## [Short task]
Omit all images, then return the remaining material exactly as it stands.

## [Supplied material]
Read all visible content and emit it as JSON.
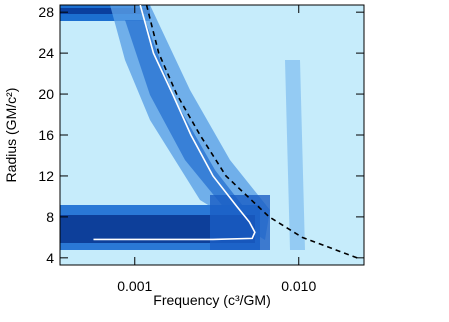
{
  "chart_data": {
    "type": "line",
    "xlabel": "Frequency (c³/GM)",
    "ylabel": "Radius (GM/c²)",
    "xlim": [
      0.00035,
      0.025
    ],
    "xscale": "log",
    "xticks": [
      0.001,
      {
        "value": 0.01,
        "label": "0.010"
      }
    ],
    "ylim": [
      3.3,
      28.7
    ],
    "yticks": [
      4,
      8,
      12,
      16,
      20,
      24,
      28
    ],
    "series": [
      {
        "color": "#ffffff",
        "dash": false,
        "x": [
          0.00108,
          0.0013,
          0.0017,
          0.0022,
          0.003,
          0.0042,
          0.005,
          0.0054,
          0.0052,
          0.003,
          0.00056
        ],
        "values": [
          28.7,
          24,
          20,
          16,
          12,
          9,
          7.5,
          6.5,
          5.9,
          5.8,
          5.8
        ]
      },
      {
        "color": "#000000",
        "dash": true,
        "x": [
          0.00118,
          0.0014,
          0.0018,
          0.0025,
          0.0036,
          0.0066,
          0.0105,
          0.0227
        ],
        "values": [
          28.7,
          24,
          20,
          16,
          12,
          8,
          6,
          4
        ]
      }
    ]
  }
}
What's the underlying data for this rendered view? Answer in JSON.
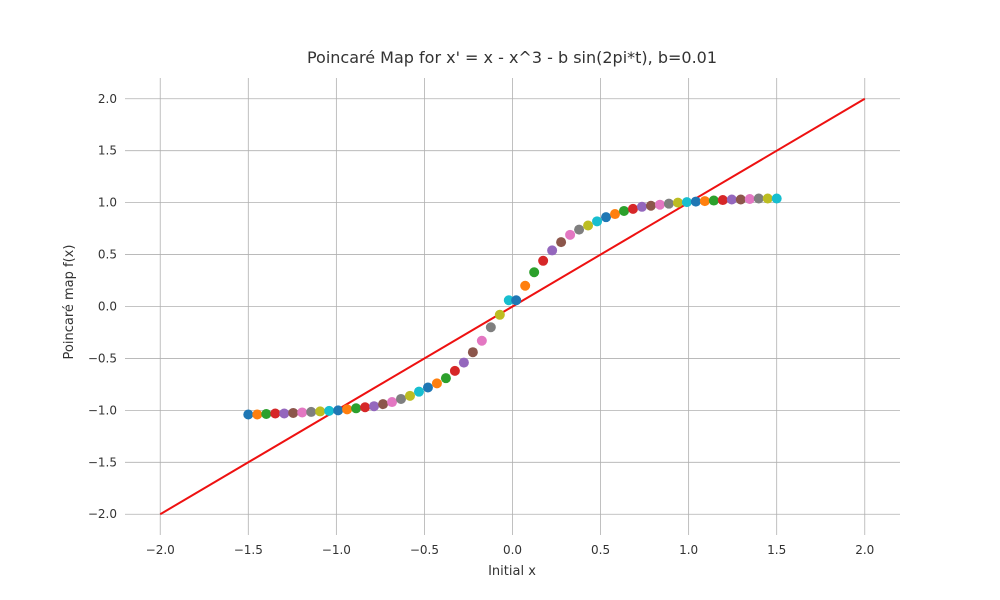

## [Solution below]
Read all visible content and emit it as JSON.
{
  "chart_data": {
    "type": "line",
    "xlabel": "Frequency (c³/GM)",
    "ylabel": "Radius (GM/c²)",
    "xlim": [
      0.00035,
      0.025
    ],
    "xscale": "log",
    "xticks": [
      0.001,
      {
        "value": 0.01,
        "label": "0.010"
      }
    ],
    "ylim": [
      3.3,
      28.7
    ],
    "yticks": [
      4,
      8,
      12,
      16,
      20,
      24,
      28
    ],
    "series": [
      {
        "color": "#ffffff",
        "dash": false,
        "x": [
          0.00108,
          0.0013,
          0.0017,
          0.0022,
          0.003,
          0.0042,
          0.005,
          0.0054,
          0.0052,
          0.003,
          0.00056
        ],
        "values": [
          28.7,
          24,
          20,
          16,
          12,
          9,
          7.5,
          6.5,
          5.9,
          5.8,
          5.8
        ]
      },
      {
        "color": "#000000",
        "dash": true,
        "x": [
          0.00118,
          0.0014,
          0.0018,
          0.0025,
          0.0036,
          0.0066,
          0.0105,
          0.0227
        ],
        "values": [
          28.7,
          24,
          20,
          16,
          12,
          8,
          6,
          4
        ]
      }
    ]
  }
}
What's the underlying data for this rendered view? Answer in JSON.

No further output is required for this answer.